[Collected data entries]
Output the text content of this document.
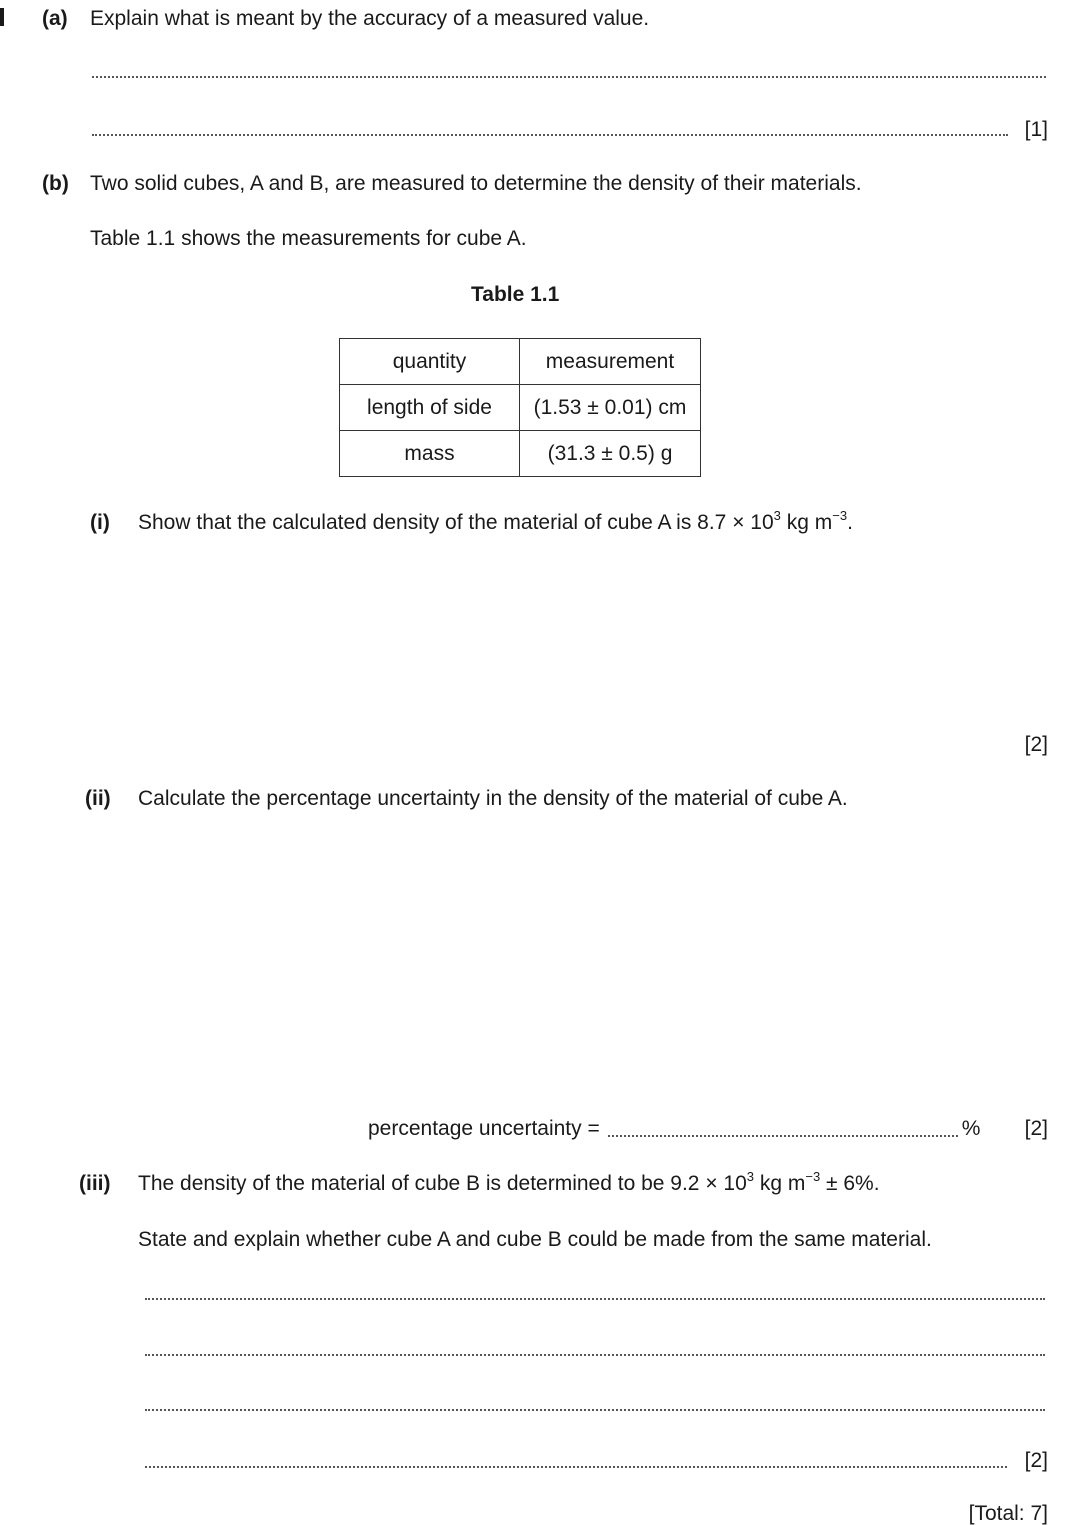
(a) Explain what is meant by the accuracy of a measured value.
[1]
(b) Two solid cubes, A and B, are measured to determine the density of their materials.
Table 1.1 shows the measurements for cube A.
Table 1.1
quantity	measurement
length of side	(1.53 ± 0.01) cm
mass	(31.3 ± 0.5) g
(i) Show that the calculated density of the material of cube A is $8.7 \times 10^3$ kg $m^{-3}$.
[2]
(ii) Calculate the percentage uncertainty in the density of the material of cube A.
percentage uncertainty =	% [2]
(iii) The density of the material of cube B is determined to be $9.2 \times 10^3$ kg $m^{-3} \pm 6\%$.
State and explain whether cube A and cube B could be made from the same material.
[2]
[Total: 7]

[SET EXERCISE]
Print all of the entries word for word. Omit the pictures they contain.

[RESULT BELOW]
Output the text content of this document.
(a) Explain what is meant by the accuracy of a measured value.
[1]
(b) Two solid cubes, A and B, are measured to determine the density of their materials.
Table 1.1 shows the measurements for cube A.
Table 1.1
quantity	measurement
length of side	(1.53 ± 0.01) cm
mass	(31.3 ± 0.5) g
(i) Show that the calculated density of the material of cube A is $8.7 \times 10^3$ kg $m^{-3}$.
[2]
(ii) Calculate the percentage uncertainty in the density of the material of cube A.
percentage uncertainty =	% [2]
(iii) The density of the material of cube B is determined to be $9.2 \times 10^3$ kg $m^{-3} \pm 6\%$.
State and explain whether cube A and cube B could be made from the same material.
[2]
[Total: 7]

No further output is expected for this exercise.